## BEGIN

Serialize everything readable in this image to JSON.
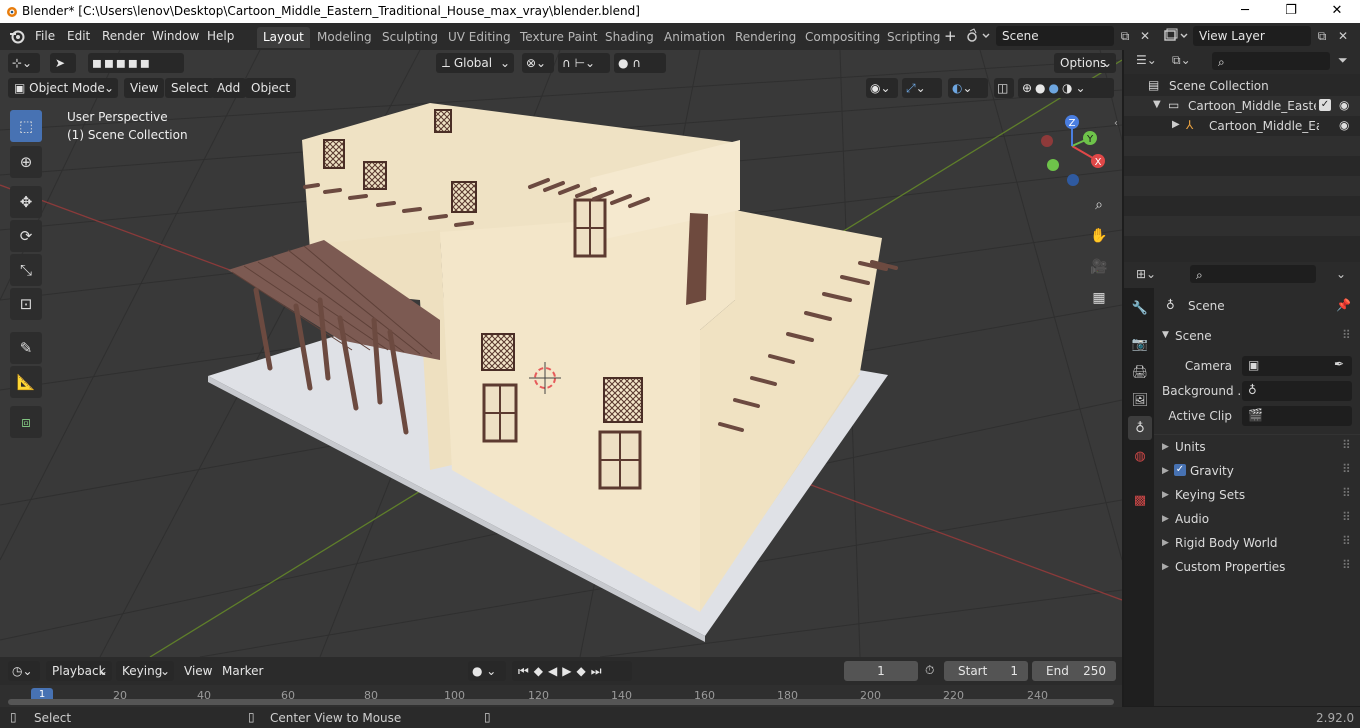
{
  "titlebar": {
    "title": "Blender* [C:\\Users\\lenov\\Desktop\\Cartoon_Middle_Eastern_Traditional_House_max_vray\\blender.blend]",
    "minimize": "─",
    "maximize": "❐",
    "close": "✕"
  },
  "menu": [
    "File",
    "Edit",
    "Render",
    "Window",
    "Help"
  ],
  "workspaces": [
    "Layout",
    "Modeling",
    "Sculpting",
    "UV Editing",
    "Texture Paint",
    "Shading",
    "Animation",
    "Rendering",
    "Compositing",
    "Scripting"
  ],
  "scene_name": "Scene",
  "view_layer": "View Layer",
  "toolbar_header": {
    "transform_orientation": "Global",
    "options": "Options"
  },
  "viewport_header": {
    "mode": "Object Mode",
    "menus": [
      "View",
      "Select",
      "Add",
      "Object"
    ]
  },
  "viewport": {
    "perspective": "User Perspective",
    "collection": "(1) Scene Collection",
    "gizmo": {
      "x": "X",
      "y": "Y",
      "z": "Z"
    }
  },
  "outliner": {
    "root": "Scene Collection",
    "items": [
      {
        "label": "Cartoon_Middle_Eastern_"
      },
      {
        "label": "Cartoon_Middle_East"
      }
    ]
  },
  "properties": {
    "header": "Scene",
    "panel_title": "Scene",
    "fields": [
      {
        "label": "Camera"
      },
      {
        "label": "Background ..."
      },
      {
        "label": "Active Clip"
      }
    ],
    "panels": [
      "Units",
      "Gravity",
      "Keying Sets",
      "Audio",
      "Rigid Body World",
      "Custom Properties"
    ]
  },
  "timeline": {
    "menus": [
      "Playback",
      "Keying",
      "View",
      "Marker"
    ],
    "current_frame": "1",
    "start_label": "Start",
    "start_value": "1",
    "end_label": "End",
    "end_value": "250",
    "ticks": [
      "1",
      "20",
      "40",
      "60",
      "80",
      "100",
      "120",
      "140",
      "160",
      "180",
      "200",
      "220",
      "240"
    ]
  },
  "status": {
    "left": "Select",
    "middle": "Center View to Mouse",
    "version": "2.92.0"
  }
}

## END

* Work required: Reproduce each entry precisely. Leave the pictures out.

* Exercise solution:
Serialize everything readable in this image to JSON.
{
  "titlebar": {
    "title": "Blender* [C:\\Users\\lenov\\Desktop\\Cartoon_Middle_Eastern_Traditional_House_max_vray\\blender.blend]",
    "minimize": "─",
    "maximize": "❐",
    "close": "✕"
  },
  "menu": [
    "File",
    "Edit",
    "Render",
    "Window",
    "Help"
  ],
  "workspaces": [
    "Layout",
    "Modeling",
    "Sculpting",
    "UV Editing",
    "Texture Paint",
    "Shading",
    "Animation",
    "Rendering",
    "Compositing",
    "Scripting"
  ],
  "scene_name": "Scene",
  "view_layer": "View Layer",
  "toolbar_header": {
    "transform_orientation": "Global",
    "options": "Options"
  },
  "viewport_header": {
    "mode": "Object Mode",
    "menus": [
      "View",
      "Select",
      "Add",
      "Object"
    ]
  },
  "viewport": {
    "perspective": "User Perspective",
    "collection": "(1) Scene Collection",
    "gizmo": {
      "x": "X",
      "y": "Y",
      "z": "Z"
    }
  },
  "outliner": {
    "root": "Scene Collection",
    "items": [
      {
        "label": "Cartoon_Middle_Eastern_"
      },
      {
        "label": "Cartoon_Middle_East"
      }
    ]
  },
  "properties": {
    "header": "Scene",
    "panel_title": "Scene",
    "fields": [
      {
        "label": "Camera"
      },
      {
        "label": "Background ..."
      },
      {
        "label": "Active Clip"
      }
    ],
    "panels": [
      "Units",
      "Gravity",
      "Keying Sets",
      "Audio",
      "Rigid Body World",
      "Custom Properties"
    ]
  },
  "timeline": {
    "menus": [
      "Playback",
      "Keying",
      "View",
      "Marker"
    ],
    "current_frame": "1",
    "start_label": "Start",
    "start_value": "1",
    "end_label": "End",
    "end_value": "250",
    "ticks": [
      "1",
      "20",
      "40",
      "60",
      "80",
      "100",
      "120",
      "140",
      "160",
      "180",
      "200",
      "220",
      "240"
    ]
  },
  "status": {
    "left": "Select",
    "middle": "Center View to Mouse",
    "version": "2.92.0"
  }
}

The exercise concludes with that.